- [WORK TO BE COMPLETED]
Keep the pictures out of the copy and repeat the records exactly.

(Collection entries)
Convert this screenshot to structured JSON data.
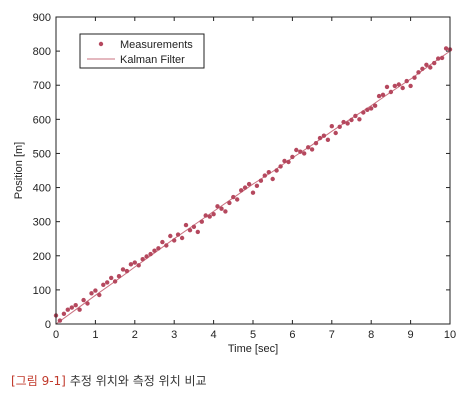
{
  "caption": {
    "tag": "[그림 9-1]",
    "text": "추정 위치와 측정 위치 비교"
  },
  "colors": {
    "marker": "#b5485e",
    "line": "#c9707f",
    "axis": "#222222"
  },
  "chart_data": {
    "type": "scatter",
    "title": "",
    "xlabel": "Time [sec]",
    "ylabel": "Position [m]",
    "xlim": [
      0,
      10
    ],
    "ylim": [
      0,
      900
    ],
    "xticks": [
      0,
      1,
      2,
      3,
      4,
      5,
      6,
      7,
      8,
      9,
      10
    ],
    "yticks": [
      0,
      100,
      200,
      300,
      400,
      500,
      600,
      700,
      800,
      900
    ],
    "grid": false,
    "legend_position": "top-left",
    "legend": [
      "Measurements",
      "Kalman Filter"
    ],
    "series": [
      {
        "name": "Measurements",
        "style": "markers",
        "x": [
          0,
          0.1,
          0.2,
          0.3,
          0.4,
          0.5,
          0.6,
          0.7,
          0.8,
          0.9,
          1.0,
          1.1,
          1.2,
          1.3,
          1.4,
          1.5,
          1.6,
          1.7,
          1.8,
          1.9,
          2.0,
          2.1,
          2.2,
          2.3,
          2.4,
          2.5,
          2.6,
          2.7,
          2.8,
          2.9,
          3.0,
          3.1,
          3.2,
          3.3,
          3.4,
          3.5,
          3.6,
          3.7,
          3.8,
          3.9,
          4.0,
          4.1,
          4.2,
          4.3,
          4.4,
          4.5,
          4.6,
          4.7,
          4.8,
          4.9,
          5.0,
          5.1,
          5.2,
          5.3,
          5.4,
          5.5,
          5.6,
          5.7,
          5.8,
          5.9,
          6.0,
          6.1,
          6.2,
          6.3,
          6.4,
          6.5,
          6.6,
          6.7,
          6.8,
          6.9,
          7.0,
          7.1,
          7.2,
          7.3,
          7.4,
          7.5,
          7.6,
          7.7,
          7.8,
          7.9,
          8.0,
          8.1,
          8.2,
          8.3,
          8.4,
          8.5,
          8.6,
          8.7,
          8.8,
          8.9,
          9.0,
          9.1,
          9.2,
          9.3,
          9.4,
          9.5,
          9.6,
          9.7,
          9.8,
          9.9,
          10.0
        ],
        "y": [
          25,
          10,
          30,
          42,
          48,
          55,
          42,
          70,
          60,
          90,
          98,
          85,
          115,
          122,
          135,
          125,
          140,
          160,
          155,
          175,
          180,
          172,
          190,
          198,
          205,
          215,
          222,
          240,
          230,
          258,
          245,
          262,
          252,
          290,
          275,
          285,
          270,
          300,
          318,
          315,
          322,
          345,
          338,
          330,
          355,
          372,
          365,
          392,
          400,
          410,
          385,
          405,
          420,
          435,
          445,
          425,
          450,
          462,
          478,
          475,
          490,
          510,
          505,
          500,
          518,
          512,
          530,
          545,
          552,
          540,
          580,
          560,
          578,
          592,
          588,
          598,
          610,
          600,
          620,
          628,
          632,
          640,
          668,
          672,
          695,
          680,
          698,
          702,
          692,
          712,
          698,
          722,
          738,
          748,
          760,
          752,
          765,
          778,
          780,
          808,
          805
        ]
      },
      {
        "name": "Kalman Filter",
        "style": "line",
        "x": [
          0,
          0.5,
          1,
          1.5,
          2,
          2.5,
          3,
          3.5,
          4,
          4.5,
          5,
          5.5,
          6,
          6.5,
          7,
          7.5,
          8,
          8.5,
          9,
          9.5,
          10
        ],
        "y": [
          0,
          42,
          84,
          125,
          167,
          208,
          250,
          290,
          330,
          370,
          410,
          447,
          487,
          525,
          565,
          603,
          640,
          680,
          718,
          760,
          800
        ]
      }
    ]
  }
}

- [EXERCISE OUTPUT]
Convert this screenshot to structured JSON data.
{
  "caption": {
    "tag": "[그림 9-1]",
    "text": "추정 위치와 측정 위치 비교"
  },
  "colors": {
    "marker": "#b5485e",
    "line": "#c9707f",
    "axis": "#222222"
  },
  "chart_data": {
    "type": "scatter",
    "title": "",
    "xlabel": "Time [sec]",
    "ylabel": "Position [m]",
    "xlim": [
      0,
      10
    ],
    "ylim": [
      0,
      900
    ],
    "xticks": [
      0,
      1,
      2,
      3,
      4,
      5,
      6,
      7,
      8,
      9,
      10
    ],
    "yticks": [
      0,
      100,
      200,
      300,
      400,
      500,
      600,
      700,
      800,
      900
    ],
    "grid": false,
    "legend_position": "top-left",
    "legend": [
      "Measurements",
      "Kalman Filter"
    ],
    "series": [
      {
        "name": "Measurements",
        "style": "markers",
        "x": [
          0,
          0.1,
          0.2,
          0.3,
          0.4,
          0.5,
          0.6,
          0.7,
          0.8,
          0.9,
          1.0,
          1.1,
          1.2,
          1.3,
          1.4,
          1.5,
          1.6,
          1.7,
          1.8,
          1.9,
          2.0,
          2.1,
          2.2,
          2.3,
          2.4,
          2.5,
          2.6,
          2.7,
          2.8,
          2.9,
          3.0,
          3.1,
          3.2,
          3.3,
          3.4,
          3.5,
          3.6,
          3.7,
          3.8,
          3.9,
          4.0,
          4.1,
          4.2,
          4.3,
          4.4,
          4.5,
          4.6,
          4.7,
          4.8,
          4.9,
          5.0,
          5.1,
          5.2,
          5.3,
          5.4,
          5.5,
          5.6,
          5.7,
          5.8,
          5.9,
          6.0,
          6.1,
          6.2,
          6.3,
          6.4,
          6.5,
          6.6,
          6.7,
          6.8,
          6.9,
          7.0,
          7.1,
          7.2,
          7.3,
          7.4,
          7.5,
          7.6,
          7.7,
          7.8,
          7.9,
          8.0,
          8.1,
          8.2,
          8.3,
          8.4,
          8.5,
          8.6,
          8.7,
          8.8,
          8.9,
          9.0,
          9.1,
          9.2,
          9.3,
          9.4,
          9.5,
          9.6,
          9.7,
          9.8,
          9.9,
          10.0
        ],
        "y": [
          25,
          10,
          30,
          42,
          48,
          55,
          42,
          70,
          60,
          90,
          98,
          85,
          115,
          122,
          135,
          125,
          140,
          160,
          155,
          175,
          180,
          172,
          190,
          198,
          205,
          215,
          222,
          240,
          230,
          258,
          245,
          262,
          252,
          290,
          275,
          285,
          270,
          300,
          318,
          315,
          322,
          345,
          338,
          330,
          355,
          372,
          365,
          392,
          400,
          410,
          385,
          405,
          420,
          435,
          445,
          425,
          450,
          462,
          478,
          475,
          490,
          510,
          505,
          500,
          518,
          512,
          530,
          545,
          552,
          540,
          580,
          560,
          578,
          592,
          588,
          598,
          610,
          600,
          620,
          628,
          632,
          640,
          668,
          672,
          695,
          680,
          698,
          702,
          692,
          712,
          698,
          722,
          738,
          748,
          760,
          752,
          765,
          778,
          780,
          808,
          805
        ]
      },
      {
        "name": "Kalman Filter",
        "style": "line",
        "x": [
          0,
          0.5,
          1,
          1.5,
          2,
          2.5,
          3,
          3.5,
          4,
          4.5,
          5,
          5.5,
          6,
          6.5,
          7,
          7.5,
          8,
          8.5,
          9,
          9.5,
          10
        ],
        "y": [
          0,
          42,
          84,
          125,
          167,
          208,
          250,
          290,
          330,
          370,
          410,
          447,
          487,
          525,
          565,
          603,
          640,
          680,
          718,
          760,
          800
        ]
      }
    ]
  }
}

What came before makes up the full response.